[Collection entries]
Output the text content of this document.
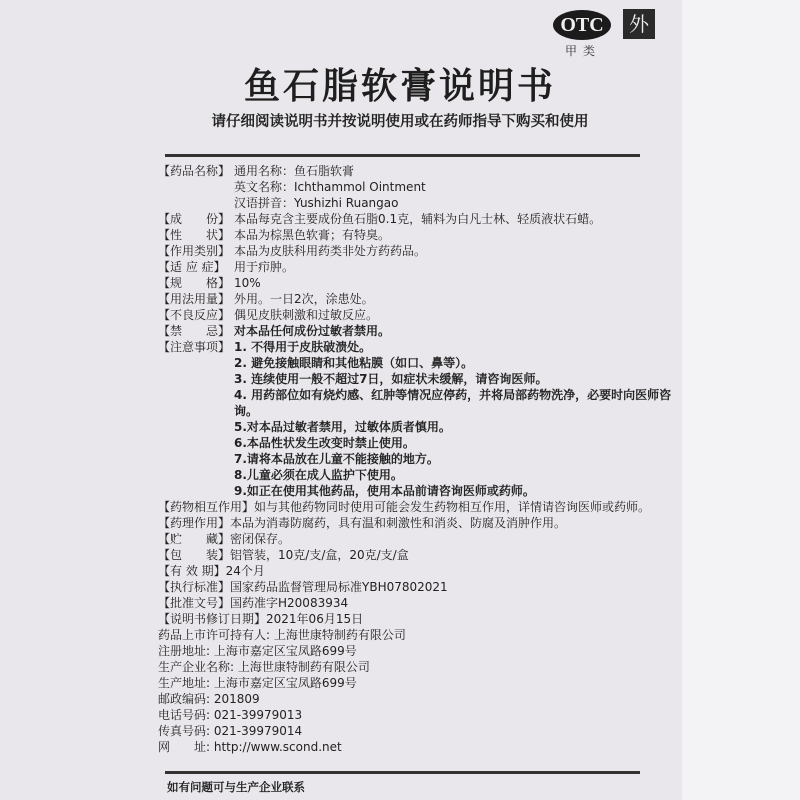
OTC	外
甲类
鱼石脂软膏说明书
请仔细阅读说明书并按说明使用或在药师指导下购买和使用
【药品名称】 通用名称：鱼石脂软膏
英文名称：Ichthammol Ointment
汉语拼音：Yushizhi Ruangao
【成　　份】 本品每克含主要成份鱼石脂0.1克，辅料为白凡士林、轻质液状石蜡。
【性　　状】 本品为棕黑色软膏；有特臭。
【作用类别】 本品为皮肤科用药类非处方药药品。
【适 应 症】 用于疖肿。
【规　　格】 10%
【用法用量】 外用。一日2次，涂患处。
【不良反应】 偶见皮肤刺激和过敏反应。
【禁　　忌】 对本品任何成份过敏者禁用。
【注意事项】 1. 不得用于皮肤破溃处。
2. 避免接触眼睛和其他粘膜（如口、鼻等）。
3. 连续使用一般不超过7日，如症状未缓解，请咨询医师。
4. 用药部位如有烧灼感、红肿等情况应停药，并将局部药物洗净，必要时向医师咨询。
5.对本品过敏者禁用，过敏体质者慎用。
6.本品性状发生改变时禁止使用。
7.请将本品放在儿童不能接触的地方。
8.儿童必须在成人监护下使用。
9.如正在使用其他药品，使用本品前请咨询医师或药师。
【药物相互作用】 如与其他药物同时使用可能会发生药物相互作用，详情请咨询医师或药师。
【药理作用】 本品为消毒防腐药，具有温和刺激性和消炎、防腐及消肿作用。
【贮　　藏】 密闭保存。
【包　　装】 铝管装，10克/支/盒，20克/支/盒
【有 效 期】 24个月
【执行标准】 国家药品监督管理局标准YBH07802021
【批准文号】 国药准字H20083934
【说明书修订日期】 2021年06月15日
药品上市许可持有人: 上海世康特制药有限公司
注册地址: 上海市嘉定区宝凤路699号
生产企业名称: 上海世康特制药有限公司
生产地址: 上海市嘉定区宝凤路699号
邮政编码: 201809
电话号码: 021-39979013
传真号码: 021-39979014
网　　址: http://www.scond.net
如有问题可与生产企业联系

Work required: Reproduce each record above by retyping it exactly; omit all images.

Solved exercise:
Output the text content of this document.
OTC	外
甲类
鱼石脂软膏说明书
请仔细阅读说明书并按说明使用或在药师指导下购买和使用
【药品名称】 通用名称：鱼石脂软膏
英文名称：Ichthammol Ointment
汉语拼音：Yushizhi Ruangao
【成　　份】 本品每克含主要成份鱼石脂0.1克，辅料为白凡士林、轻质液状石蜡。
【性　　状】 本品为棕黑色软膏；有特臭。
【作用类别】 本品为皮肤科用药类非处方药药品。
【适 应 症】 用于疖肿。
【规　　格】 10%
【用法用量】 外用。一日2次，涂患处。
【不良反应】 偶见皮肤刺激和过敏反应。
【禁　　忌】 对本品任何成份过敏者禁用。
【注意事项】 1. 不得用于皮肤破溃处。
2. 避免接触眼睛和其他粘膜（如口、鼻等）。
3. 连续使用一般不超过7日，如症状未缓解，请咨询医师。
4. 用药部位如有烧灼感、红肿等情况应停药，并将局部药物洗净，必要时向医师咨询。
5.对本品过敏者禁用，过敏体质者慎用。
6.本品性状发生改变时禁止使用。
7.请将本品放在儿童不能接触的地方。
8.儿童必须在成人监护下使用。
9.如正在使用其他药品，使用本品前请咨询医师或药师。
【药物相互作用】 如与其他药物同时使用可能会发生药物相互作用，详情请咨询医师或药师。
【药理作用】 本品为消毒防腐药，具有温和刺激性和消炎、防腐及消肿作用。
【贮　　藏】 密闭保存。
【包　　装】 铝管装，10克/支/盒，20克/支/盒
【有 效 期】 24个月
【执行标准】 国家药品监督管理局标准YBH07802021
【批准文号】 国药准字H20083934
【说明书修订日期】 2021年06月15日
药品上市许可持有人: 上海世康特制药有限公司
注册地址: 上海市嘉定区宝凤路699号
生产企业名称: 上海世康特制药有限公司
生产地址: 上海市嘉定区宝凤路699号
邮政编码: 201809
电话号码: 021-39979013
传真号码: 021-39979014
网　　址: http://www.scond.net
如有问题可与生产企业联系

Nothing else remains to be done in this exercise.